# Daftar Tugas
1: Ringkaslah teks tentang daging kurban di bawah ini dalam dua kalimat.
2: Sambung teks tentang daging kurban di bawah ini, mulai setelah kalimat terakhirnya.

# Kutipan Halaman

++++++++++

SumatraLink.id, Lampung – Sebentar lagi Idul Adha 1445 H, sebagian besar umat Islam mendapatkan jatah daging kurban dari masjid atau mushala satu kantong atau lebih. Agar daging kurban sapi tak melulu untuk lauk makan atau disimpan utuh di kulkas, dapat juga diolah menjadi pentolan bakso.
Sudah menjadi tradisi, selepas hari kurban sebagian warga Kota Bandar Lampung berduyun-duyun mendatangi Pasar SMEP. Para ibu rumah tangga membawa kantong kresek berisi daging sapi menuju beberapa toko bumbu masak yang menyediakan penggilingan daging.
Hanya ada beberapa toko bumbu yang menyediakan mesin penggilingan daging di kawasan Pasar SMEP, Kelurahan Kelapa Tiga, Bandar Lampung. Selepas waktu Subuh warga sudah mulai mengantre untuk menggiling daging sapi. Suara mesin penggilingan kasar memekakkan telinga warga di sekitar pasar.

++++++++++

# Data yang Diberikan
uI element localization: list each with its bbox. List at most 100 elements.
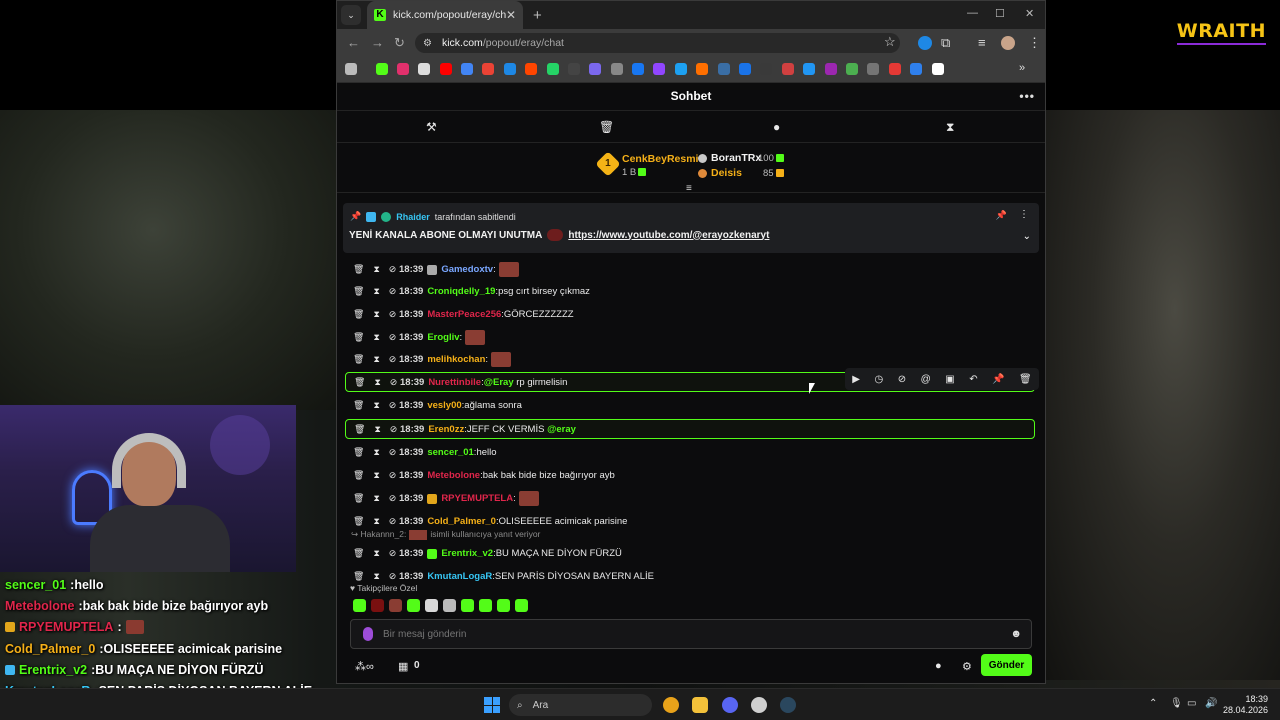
bookmark-icon[interactable]: [397, 63, 409, 75]
pinned-more-icon[interactable]: ⋮: [1019, 209, 1029, 220]
chat-message[interactable]: 🗑 ⧗ ⊘ 18:39 KmutanLogaR: SEN PARİS DİYOSAN B…: [345, 566, 1035, 587]
delete-icon[interactable]: 🗑: [353, 354, 364, 365]
extension-icon[interactable]: [918, 36, 932, 50]
timeout-icon[interactable]: ⧗: [373, 264, 379, 275]
bookmark-icon[interactable]: [611, 63, 623, 75]
more-bookmarks-icon[interactable]: »: [1019, 62, 1025, 74]
delete-icon[interactable]: 🗑: [353, 571, 364, 582]
settings-gear-icon[interactable]: ⚙: [962, 660, 972, 673]
tab-search-button[interactable]: ⌄: [341, 5, 361, 25]
new-tab-icon[interactable]: +: [533, 7, 542, 24]
leaderboard-second-name[interactable]: BoranTRx: [711, 152, 761, 164]
bookmark-icon[interactable]: [910, 63, 922, 75]
emote-icon[interactable]: [443, 599, 456, 612]
message-username[interactable]: melihkochan: [427, 354, 485, 365]
chat-message[interactable]: 🗑 ⧗ ⊘ 18:39 Erogliv:: [345, 327, 1035, 348]
ban-icon[interactable]: ⊘: [389, 571, 397, 582]
bookmark-icon[interactable]: [739, 63, 751, 75]
delete-icon[interactable]: 🗑: [353, 400, 364, 411]
chat-message[interactable]: 🗑 ⧗ ⊘ 18:39 Croniqdelly_19: psg cırt birsey …: [345, 281, 1035, 302]
bookmark-icon[interactable]: [760, 63, 772, 75]
bookmark-icon[interactable]: [653, 63, 665, 75]
hide-icon[interactable]: ⊘: [898, 374, 906, 385]
bookmark-icon[interactable]: [547, 63, 559, 75]
delete-icon[interactable]: 🗑: [353, 548, 364, 559]
delete-icon[interactable]: 🗑: [599, 120, 614, 134]
ban-icon[interactable]: ⊘: [389, 548, 397, 559]
message-mention[interactable]: @eray: [547, 424, 576, 435]
delete-icon[interactable]: 🗑: [353, 264, 364, 275]
leaderboard-third-name[interactable]: Deisis: [711, 167, 742, 179]
pinned-link[interactable]: https://www.youtube.com/@erayozkenaryt: [568, 230, 769, 241]
message-username[interactable]: KmutanLogaR: [427, 571, 492, 582]
delete-icon[interactable]: 🗑: [354, 377, 365, 388]
ban-icon[interactable]: ⊘: [389, 354, 397, 365]
discord-icon[interactable]: [722, 697, 738, 713]
message-username[interactable]: vesly00: [427, 400, 461, 411]
chat-message[interactable]: 🗑 ⧗ ⊘ 18:39 RPYEMUPTELA:: [345, 488, 1035, 509]
bookmark-icon[interactable]: [932, 63, 944, 75]
emote-icon[interactable]: [425, 599, 438, 612]
bookmark-icon[interactable]: [803, 63, 815, 75]
message-username[interactable]: Eren0zz: [428, 424, 464, 435]
timeout-icon[interactable]: ⧗: [373, 354, 379, 365]
back-icon[interactable]: ←: [347, 35, 360, 50]
message-input[interactable]: [383, 628, 1011, 640]
message-username[interactable]: Erogliv: [427, 332, 459, 343]
chat-input-box[interactable]: ☻: [350, 619, 1032, 649]
media-control-icon[interactable]: ≡: [978, 35, 986, 50]
delete-icon[interactable]: 🗑: [353, 447, 364, 458]
bookmark-icon[interactable]: [418, 63, 430, 75]
chat-message[interactable]: 🗑 ⧗ ⊘ 18:39 Erentrix_v2: BU MAÇA NE DİYON FÜ…: [345, 543, 1035, 564]
emote-icon[interactable]: [461, 599, 474, 612]
bookmark-icon[interactable]: [718, 63, 730, 75]
ban-icon[interactable]: ⊘: [389, 493, 397, 504]
bookmark-icon[interactable]: [376, 63, 388, 75]
ban-icon[interactable]: ⊘: [389, 332, 397, 343]
file-explorer-icon[interactable]: [692, 697, 708, 713]
message-username[interactable]: Cold_Palmer_0: [427, 516, 496, 527]
apps-grid-icon[interactable]: [345, 63, 357, 75]
chat-message[interactable]: 🗑 ⧗ ⊘ 18:39 Gamedoxtv:: [345, 259, 1035, 280]
expand-pinned-icon[interactable]: ⌄: [1023, 231, 1031, 242]
chat-message[interactable]: 🗑 ⧗ ⊘ 18:39 vesly00: ağlama sonra: [345, 395, 1035, 416]
ban-icon[interactable]: ⊘: [390, 377, 398, 388]
bookmark-icon[interactable]: [825, 63, 837, 75]
chat-message[interactable]: 🗑 ⧗ ⊘ 18:39 sencer_01: hello: [345, 442, 1035, 463]
message-username[interactable]: Nurettinbile: [428, 377, 481, 388]
message-username[interactable]: sencer_01: [427, 447, 473, 458]
emote-icon[interactable]: [407, 599, 420, 612]
chat-more-icon[interactable]: •••: [1019, 83, 1035, 110]
timeout-icon[interactable]: ⧗: [374, 377, 380, 388]
reply-to-user[interactable]: Hakannn_2:: [360, 529, 406, 539]
bookmark-icon[interactable]: [589, 63, 601, 75]
bookmark-icon[interactable]: [782, 63, 794, 75]
chat-message[interactable]: 🗑 ⧗ ⊘ 18:39 Metebolone: bak bak bide bize ba…: [345, 465, 1035, 486]
tab-close-icon[interactable]: ✕: [506, 8, 516, 22]
pinned-by-user[interactable]: Rhaider: [396, 212, 430, 222]
bookmark-icon[interactable]: [504, 63, 516, 75]
points-icon[interactable]: ⁂∞: [355, 660, 374, 673]
bookmark-icon[interactable]: [525, 63, 537, 75]
timeout-icon[interactable]: ⧗: [373, 309, 379, 320]
delete-message-icon[interactable]: 🗑: [1019, 374, 1032, 385]
bookmark-icon[interactable]: [675, 63, 687, 75]
site-info-icon[interactable]: ⚙: [423, 38, 432, 49]
message-username[interactable]: Croniqdelly_19: [427, 286, 495, 297]
bookmark-icon[interactable]: [889, 63, 901, 75]
message-username[interactable]: RPYEMUPTELA: [441, 493, 513, 504]
ban-icon[interactable]: ⊘: [389, 516, 397, 527]
app-icon[interactable]: [751, 697, 767, 713]
delete-icon[interactable]: 🗑: [353, 309, 364, 320]
delete-icon[interactable]: 🗑: [353, 286, 364, 297]
expand-leaderboard-icon[interactable]: ≡: [686, 183, 692, 194]
timeout-icon[interactable]: ⧗: [373, 332, 379, 343]
ban-icon[interactable]: ⊘: [390, 424, 398, 435]
delete-icon[interactable]: 🗑: [353, 493, 364, 504]
ban-icon[interactable]: ⊘: [389, 286, 397, 297]
chat-message[interactable]: 🗑 ⧗ ⊘ 18:39 melihkochan:: [345, 349, 1035, 370]
bookmark-icon[interactable]: [461, 63, 473, 75]
timeout-icon[interactable]: ⧗: [373, 470, 379, 481]
timeout-icon[interactable]: ⧗: [373, 286, 379, 297]
bookmark-icon[interactable]: [440, 63, 452, 75]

++++++++++

# Hasil Akhir
1: Menjelang Idul Adha 1445 H, daging kurban sapi yang diterima umat Islam dari masjid atau mushala dapat diolah menjadi pentolan bakso agar tidak hanya dijadikan lauk atau disimpan utuh di kulkas. Selepas hari kurban, sebagian warga Bandar Lampung mendatangi Pasar SMEP dan mengantre sejak Subuh di beberapa toko bumbu yang menyediakan mesin penggilingan daging.

2:
Salah satu toko bumbu milik Santo menjadi tempat favorit warga. Toko ini selain menyediakan mesin penggilingan, warga mengantre panjang untuk mendapatkan aneka bumbu untuk racikan bakso. Santo telah menyediakan racikan yang pas untuk bumbu pengolahan daging sapi menjadi bakso agar tetap enak disantap.
Toko bumbu masak ini sudah berdiri puluhan tahun. Bila tidak musim hari raya kurban, ia menerima banyak pesanan dari pemilik usaha bakso di berbagai tempat. Aktivitas giling daging tetap berjalan, meski tidak sebanyak ketika hari raya Idul Adha setahun sekali.
“Saya mulai kesini setelah dapat informasi dari kawan. Waktu itu, masih bingung daging hanya disimpan di kulkas. Ia memberitahu agar diolah jadi bakso baru disimpan di kulkas,” kata Lina, warga Bandar Lampung, beberapa waktu lalu.
Baca juga: Ngelemang, Kuliner Leluhur Lampung Barat yang Nyaris Punah
Menurut dia, dengan menyimpan pentolan bakso yang telah diolah, sewaktu-waktu tidak ada makanan dapat membuatkan kuah bakso dan dapat langsung dimakan bersama keluarga.
“Jadi, daging kurban tidak hanya dibuat untuk lauk makan saja seperti rendang atau sup daging,” ujar ibu dua anak itu.
Tradisi mengolah daging kurban menjadi bakso tersebut setiap tahun menghiasi tempat-tempat penggilingan yang ada di kawasan Pasar SMEP. Selain warung Santo, ada enam tempat penggilingan daging di sana. Namun, warga lebih rela mengantre panjang berjam-jam untuk mendapatkan racikan bumbu bakso enak siap giling.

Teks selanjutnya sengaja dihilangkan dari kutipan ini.